**Written problem:** Write out every record below exactly as it appears.

**Given entries:**
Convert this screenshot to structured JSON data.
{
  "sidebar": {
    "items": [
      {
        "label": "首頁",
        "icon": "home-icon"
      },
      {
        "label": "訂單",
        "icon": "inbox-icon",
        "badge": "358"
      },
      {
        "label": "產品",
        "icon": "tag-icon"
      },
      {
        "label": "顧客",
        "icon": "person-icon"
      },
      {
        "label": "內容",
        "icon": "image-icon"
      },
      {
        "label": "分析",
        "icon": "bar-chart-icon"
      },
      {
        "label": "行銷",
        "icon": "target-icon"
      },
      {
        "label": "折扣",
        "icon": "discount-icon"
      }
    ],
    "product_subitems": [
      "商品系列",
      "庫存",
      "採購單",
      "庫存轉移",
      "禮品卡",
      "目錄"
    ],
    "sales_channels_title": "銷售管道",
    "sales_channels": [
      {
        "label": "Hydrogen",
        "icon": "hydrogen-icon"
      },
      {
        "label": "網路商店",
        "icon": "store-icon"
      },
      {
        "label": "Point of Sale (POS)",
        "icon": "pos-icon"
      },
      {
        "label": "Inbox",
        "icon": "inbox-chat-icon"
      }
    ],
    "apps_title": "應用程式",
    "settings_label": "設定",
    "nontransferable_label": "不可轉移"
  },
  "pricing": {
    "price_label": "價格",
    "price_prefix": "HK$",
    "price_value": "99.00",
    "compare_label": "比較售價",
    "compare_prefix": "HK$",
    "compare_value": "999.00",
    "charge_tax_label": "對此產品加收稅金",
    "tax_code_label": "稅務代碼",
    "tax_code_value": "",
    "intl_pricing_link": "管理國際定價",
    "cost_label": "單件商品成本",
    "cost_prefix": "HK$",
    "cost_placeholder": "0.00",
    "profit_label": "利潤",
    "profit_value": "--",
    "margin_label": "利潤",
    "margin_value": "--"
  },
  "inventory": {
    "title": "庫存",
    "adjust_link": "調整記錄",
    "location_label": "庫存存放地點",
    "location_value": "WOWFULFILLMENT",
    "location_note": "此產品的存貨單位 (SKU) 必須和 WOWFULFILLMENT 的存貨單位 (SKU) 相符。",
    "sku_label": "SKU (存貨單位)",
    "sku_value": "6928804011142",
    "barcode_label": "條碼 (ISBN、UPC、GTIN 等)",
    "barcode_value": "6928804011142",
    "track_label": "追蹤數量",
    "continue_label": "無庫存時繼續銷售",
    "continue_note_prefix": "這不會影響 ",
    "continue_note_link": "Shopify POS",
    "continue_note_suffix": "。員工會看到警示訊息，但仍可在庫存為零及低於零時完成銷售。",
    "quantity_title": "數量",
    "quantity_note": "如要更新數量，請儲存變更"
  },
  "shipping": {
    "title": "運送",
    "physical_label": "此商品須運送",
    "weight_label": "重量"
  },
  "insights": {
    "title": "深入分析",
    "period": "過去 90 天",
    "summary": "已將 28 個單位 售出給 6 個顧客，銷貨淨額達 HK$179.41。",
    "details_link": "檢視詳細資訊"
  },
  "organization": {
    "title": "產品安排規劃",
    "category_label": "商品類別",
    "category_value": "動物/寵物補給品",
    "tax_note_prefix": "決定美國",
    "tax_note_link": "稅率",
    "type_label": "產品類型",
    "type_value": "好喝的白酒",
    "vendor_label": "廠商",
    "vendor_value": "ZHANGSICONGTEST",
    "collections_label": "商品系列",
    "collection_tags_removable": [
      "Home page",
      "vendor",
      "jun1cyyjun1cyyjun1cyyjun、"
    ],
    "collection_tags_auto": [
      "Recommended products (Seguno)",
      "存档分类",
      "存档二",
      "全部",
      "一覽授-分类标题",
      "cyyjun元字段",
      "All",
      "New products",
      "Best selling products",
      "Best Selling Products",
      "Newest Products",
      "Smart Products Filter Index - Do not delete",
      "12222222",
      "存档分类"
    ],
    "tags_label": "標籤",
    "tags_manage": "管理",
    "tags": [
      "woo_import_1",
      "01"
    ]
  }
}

**Result for this task:**
Convert this screenshot to structured JSON data.
{
  "sidebar": {
    "items": [
      {
        "label": "首頁",
        "icon": "home-icon"
      },
      {
        "label": "訂單",
        "icon": "inbox-icon",
        "badge": "358"
      },
      {
        "label": "產品",
        "icon": "tag-icon"
      },
      {
        "label": "顧客",
        "icon": "person-icon"
      },
      {
        "label": "內容",
        "icon": "image-icon"
      },
      {
        "label": "分析",
        "icon": "bar-chart-icon"
      },
      {
        "label": "行銷",
        "icon": "target-icon"
      },
      {
        "label": "折扣",
        "icon": "discount-icon"
      }
    ],
    "product_subitems": [
      "商品系列",
      "庫存",
      "採購單",
      "庫存轉移",
      "禮品卡",
      "目錄"
    ],
    "sales_channels_title": "銷售管道",
    "sales_channels": [
      {
        "label": "Hydrogen",
        "icon": "hydrogen-icon"
      },
      {
        "label": "網路商店",
        "icon": "store-icon"
      },
      {
        "label": "Point of Sale (POS)",
        "icon": "pos-icon"
      },
      {
        "label": "Inbox",
        "icon": "inbox-chat-icon"
      }
    ],
    "apps_title": "應用程式",
    "settings_label": "設定",
    "nontransferable_label": "不可轉移"
  },
  "pricing": {
    "price_label": "價格",
    "price_prefix": "HK$",
    "price_value": "99.00",
    "compare_label": "比較售價",
    "compare_prefix": "HK$",
    "compare_value": "999.00",
    "charge_tax_label": "對此產品加收稅金",
    "tax_code_label": "稅務代碼",
    "tax_code_value": "",
    "intl_pricing_link": "管理國際定價",
    "cost_label": "單件商品成本",
    "cost_prefix": "HK$",
    "cost_placeholder": "0.00",
    "profit_label": "利潤",
    "profit_value": "--",
    "margin_label": "利潤",
    "margin_value": "--"
  },
  "inventory": {
    "title": "庫存",
    "adjust_link": "調整記錄",
    "location_label": "庫存存放地點",
    "location_value": "WOWFULFILLMENT",
    "location_note": "此產品的存貨單位 (SKU) 必須和 WOWFULFILLMENT 的存貨單位 (SKU) 相符。",
    "sku_label": "SKU (存貨單位)",
    "sku_value": "6928804011142",
    "barcode_label": "條碼 (ISBN、UPC、GTIN 等)",
    "barcode_value": "6928804011142",
    "track_label": "追蹤數量",
    "continue_label": "無庫存時繼續銷售",
    "continue_note_prefix": "這不會影響 ",
    "continue_note_link": "Shopify POS",
    "continue_note_suffix": "。員工會看到警示訊息，但仍可在庫存為零及低於零時完成銷售。",
    "quantity_title": "數量",
    "quantity_note": "如要更新數量，請儲存變更"
  },
  "shipping": {
    "title": "運送",
    "physical_label": "此商品須運送",
    "weight_label": "重量"
  },
  "insights": {
    "title": "深入分析",
    "period": "過去 90 天",
    "summary": "已將 28 個單位 售出給 6 個顧客，銷貨淨額達 HK$179.41。",
    "details_link": "檢視詳細資訊"
  },
  "organization": {
    "title": "產品安排規劃",
    "category_label": "商品類別",
    "category_value": "動物/寵物補給品",
    "tax_note_prefix": "決定美國",
    "tax_note_link": "稅率",
    "type_label": "產品類型",
    "type_value": "好喝的白酒",
    "vendor_label": "廠商",
    "vendor_value": "ZHANGSICONGTEST",
    "collections_label": "商品系列",
    "collection_tags_removable": [
      "Home page",
      "vendor",
      "jun1cyyjun1cyyjun1cyyjun、"
    ],
    "collection_tags_auto": [
      "Recommended products (Seguno)",
      "存档分类",
      "存档二",
      "全部",
      "一覽授-分类标题",
      "cyyjun元字段",
      "All",
      "New products",
      "Best selling products",
      "Best Selling Products",
      "Newest Products",
      "Smart Products Filter Index - Do not delete",
      "12222222",
      "存档分类"
    ],
    "tags_label": "標籤",
    "tags_manage": "管理",
    "tags": [
      "woo_import_1",
      "01"
    ]
  }
}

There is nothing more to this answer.